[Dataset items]
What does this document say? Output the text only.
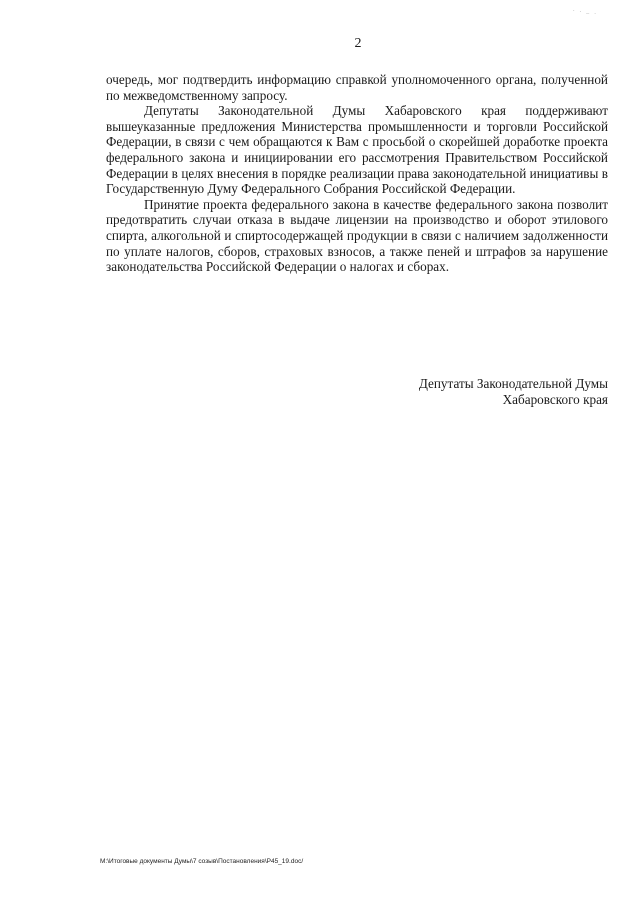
2
˙ ˙ ⁻ ˙

очередь, мог подтвердить информацию справкой уполномоченного органа, полученной по межведомственному запросу.

Депутаты Законодательной Думы Хабаровского края поддерживают вышеуказанные предложения Министерства промышленности и торговли Российской Федерации, в связи с чем обращаются к Вам с просьбой о скорейшей доработке проекта федерального закона и инициировании его рассмотрения Правительством Российской Федерации в целях внесения в порядке реализации права законодательной инициативы в Государственную Думу Федерального Собрания Российской Федерации.

Принятие проекта федерального закона в качестве федерального закона позволит предотвратить случаи отказа в выдаче лицензии на производство и оборот этилового спирта, алкогольной и спиртосодержащей продукции в связи с наличием задолженности по уплате налогов, сборов, страховых взносов, а также пеней и штрафов за нарушение законодательства Российской Федерации о налогах и сборах.

Депутаты Законодательной Думы
Хабаровского края
M:\Итоговые документы Думы\7 созыв\Постановления\Р45_19.doc/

WORK TO BE COMPLETED >>
In the material above, find the lines that contain "Российской" and show them.

RESPONSE >>
Депутаты Законодательной Думы Хабаровского края поддерживают вышеуказанные предложения Министерства промышленности и торговли Российской Федерации, в связи с чем обращаются к Вам с просьбой о скорейшей доработке проекта федерального закона и инициировании его рассмотрения Правительством Российской Федерации в целях внесения в порядке реализации права законодательной инициативы в Государственную Думу Федерального Собрания Российской Федерации.
Принятие проекта федерального закона в качестве федерального закона позволит предотвратить случаи отказа в выдаче лицензии на производство и оборот этилового спирта, алкогольной и спиртосодержащей продукции в связи с наличием задолженности по уплате налогов, сборов, страховых взносов, а также пеней и штрафов за нарушение законодательства Российской Федерации о налогах и сборах.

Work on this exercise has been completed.